(Recorded data)
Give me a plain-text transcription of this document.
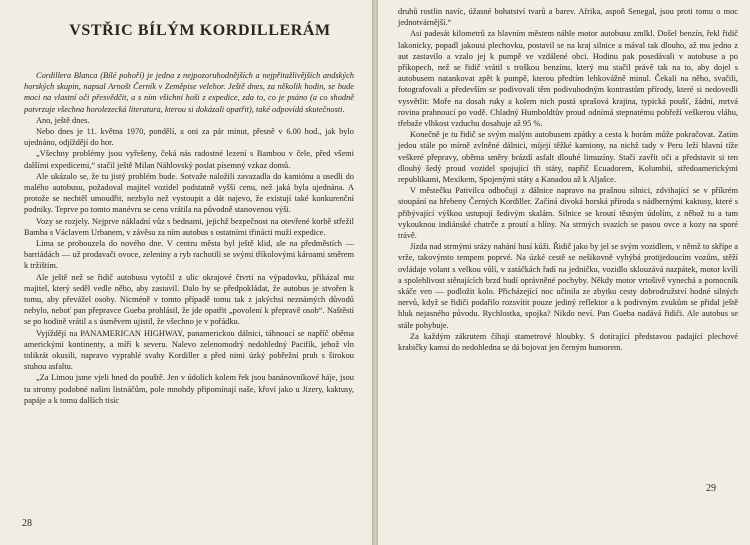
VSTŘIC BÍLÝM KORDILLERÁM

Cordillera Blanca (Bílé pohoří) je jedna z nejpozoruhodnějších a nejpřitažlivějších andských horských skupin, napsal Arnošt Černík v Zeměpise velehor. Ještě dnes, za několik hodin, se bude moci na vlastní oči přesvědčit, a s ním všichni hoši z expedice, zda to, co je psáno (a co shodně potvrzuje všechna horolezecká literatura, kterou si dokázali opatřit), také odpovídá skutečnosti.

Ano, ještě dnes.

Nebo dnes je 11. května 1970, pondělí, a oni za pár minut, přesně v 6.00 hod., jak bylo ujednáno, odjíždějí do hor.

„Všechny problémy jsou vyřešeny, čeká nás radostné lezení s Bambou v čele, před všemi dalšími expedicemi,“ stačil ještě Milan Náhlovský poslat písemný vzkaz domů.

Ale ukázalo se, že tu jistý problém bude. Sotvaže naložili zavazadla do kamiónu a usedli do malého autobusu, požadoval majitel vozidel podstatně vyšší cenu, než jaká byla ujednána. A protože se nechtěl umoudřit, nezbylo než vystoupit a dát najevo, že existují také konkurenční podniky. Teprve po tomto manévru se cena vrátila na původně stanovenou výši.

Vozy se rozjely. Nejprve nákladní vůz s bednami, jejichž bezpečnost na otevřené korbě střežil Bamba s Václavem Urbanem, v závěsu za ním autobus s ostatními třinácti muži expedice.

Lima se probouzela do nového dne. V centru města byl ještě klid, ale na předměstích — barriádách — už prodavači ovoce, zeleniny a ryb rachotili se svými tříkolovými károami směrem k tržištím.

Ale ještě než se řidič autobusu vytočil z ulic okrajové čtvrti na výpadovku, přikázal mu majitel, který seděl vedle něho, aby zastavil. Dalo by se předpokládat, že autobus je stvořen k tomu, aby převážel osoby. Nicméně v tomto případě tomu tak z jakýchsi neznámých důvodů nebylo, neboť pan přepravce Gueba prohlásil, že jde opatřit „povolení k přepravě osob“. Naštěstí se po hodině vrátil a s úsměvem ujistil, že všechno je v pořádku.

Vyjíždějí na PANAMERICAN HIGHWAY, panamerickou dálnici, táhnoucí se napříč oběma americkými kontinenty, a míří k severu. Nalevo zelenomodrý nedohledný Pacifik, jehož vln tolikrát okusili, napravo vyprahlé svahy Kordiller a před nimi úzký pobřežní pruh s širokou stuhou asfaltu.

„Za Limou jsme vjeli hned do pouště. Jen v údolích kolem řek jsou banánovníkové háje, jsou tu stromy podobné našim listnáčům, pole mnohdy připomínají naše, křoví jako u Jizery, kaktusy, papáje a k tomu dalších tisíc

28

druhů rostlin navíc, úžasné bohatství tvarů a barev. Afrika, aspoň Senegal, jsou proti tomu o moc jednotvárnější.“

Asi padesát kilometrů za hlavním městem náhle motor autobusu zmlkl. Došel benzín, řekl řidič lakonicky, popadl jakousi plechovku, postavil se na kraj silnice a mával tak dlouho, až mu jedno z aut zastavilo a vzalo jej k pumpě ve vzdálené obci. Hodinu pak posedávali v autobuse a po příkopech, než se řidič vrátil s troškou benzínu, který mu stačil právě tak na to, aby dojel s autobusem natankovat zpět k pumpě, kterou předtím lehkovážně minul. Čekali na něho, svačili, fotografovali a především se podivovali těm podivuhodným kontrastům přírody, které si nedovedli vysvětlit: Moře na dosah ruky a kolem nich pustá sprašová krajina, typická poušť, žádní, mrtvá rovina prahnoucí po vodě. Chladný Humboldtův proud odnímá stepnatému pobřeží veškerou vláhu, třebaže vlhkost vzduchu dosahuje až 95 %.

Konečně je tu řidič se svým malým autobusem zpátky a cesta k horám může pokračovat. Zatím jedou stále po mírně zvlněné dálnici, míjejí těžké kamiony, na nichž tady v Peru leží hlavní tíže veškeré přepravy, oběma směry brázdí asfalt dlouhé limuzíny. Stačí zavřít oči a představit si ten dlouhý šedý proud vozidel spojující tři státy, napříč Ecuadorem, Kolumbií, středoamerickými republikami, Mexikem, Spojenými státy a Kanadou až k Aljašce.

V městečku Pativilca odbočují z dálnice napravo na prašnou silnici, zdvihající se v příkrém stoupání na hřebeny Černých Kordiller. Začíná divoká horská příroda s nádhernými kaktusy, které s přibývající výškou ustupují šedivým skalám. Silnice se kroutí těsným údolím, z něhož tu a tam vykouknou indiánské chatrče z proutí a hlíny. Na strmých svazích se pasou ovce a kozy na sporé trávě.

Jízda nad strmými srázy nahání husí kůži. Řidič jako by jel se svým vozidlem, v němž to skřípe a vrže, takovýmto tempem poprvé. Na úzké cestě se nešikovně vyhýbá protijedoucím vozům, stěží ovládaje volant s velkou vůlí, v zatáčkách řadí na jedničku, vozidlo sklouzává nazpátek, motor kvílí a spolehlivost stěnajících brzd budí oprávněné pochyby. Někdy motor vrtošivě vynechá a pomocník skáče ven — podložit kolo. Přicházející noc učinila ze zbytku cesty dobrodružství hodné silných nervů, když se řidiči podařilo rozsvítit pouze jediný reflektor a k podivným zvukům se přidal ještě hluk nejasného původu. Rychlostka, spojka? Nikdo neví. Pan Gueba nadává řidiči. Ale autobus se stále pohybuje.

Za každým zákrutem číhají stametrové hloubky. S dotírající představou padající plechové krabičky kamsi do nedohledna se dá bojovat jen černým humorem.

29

==

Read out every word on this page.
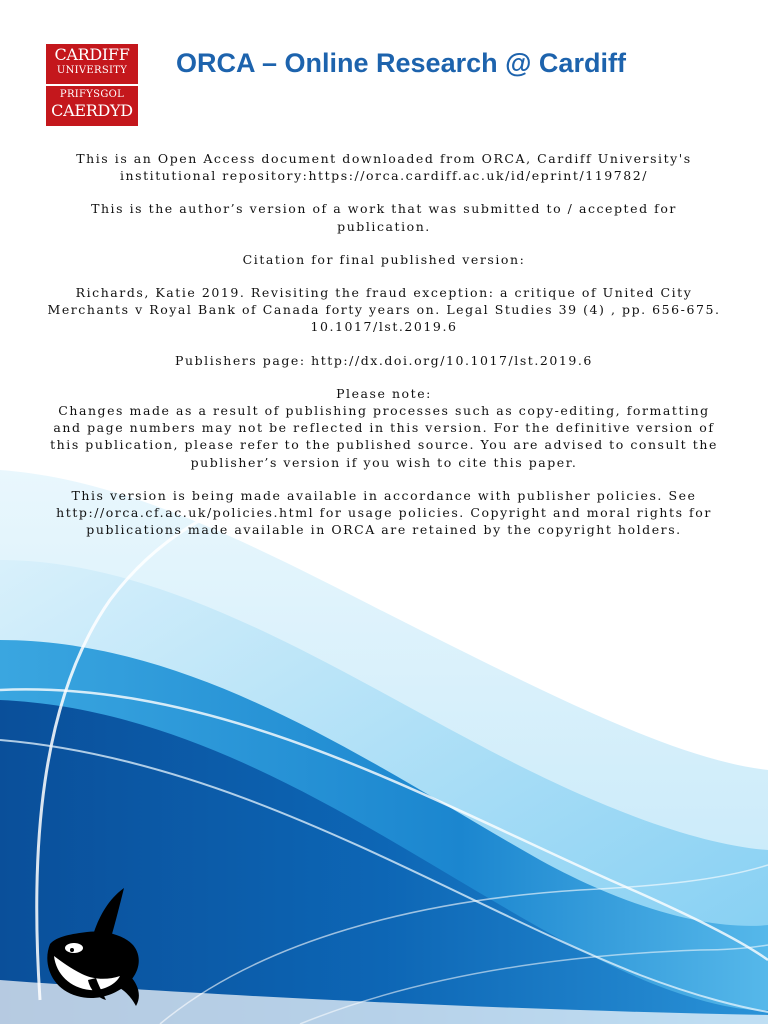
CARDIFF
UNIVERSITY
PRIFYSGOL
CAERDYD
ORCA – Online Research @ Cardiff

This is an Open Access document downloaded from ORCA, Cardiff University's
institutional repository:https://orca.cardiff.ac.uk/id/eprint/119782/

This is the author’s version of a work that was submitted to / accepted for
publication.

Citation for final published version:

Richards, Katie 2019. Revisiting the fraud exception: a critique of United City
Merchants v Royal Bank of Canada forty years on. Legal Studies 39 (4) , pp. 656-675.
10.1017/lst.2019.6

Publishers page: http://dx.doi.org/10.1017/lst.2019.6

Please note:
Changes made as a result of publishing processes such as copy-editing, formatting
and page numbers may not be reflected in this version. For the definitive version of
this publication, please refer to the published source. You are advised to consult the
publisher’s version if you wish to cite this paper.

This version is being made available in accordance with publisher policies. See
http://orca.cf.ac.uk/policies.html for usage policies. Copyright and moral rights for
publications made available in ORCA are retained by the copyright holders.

## WORK TO BE COMPLETED
List the lines of the material in which the word "document" occurs.

## RESPONSE FOR THIS EXERCISE
Give me a plain-text transcription of this document.
This is an Open Access document downloaded from ORCA, Cardiff University's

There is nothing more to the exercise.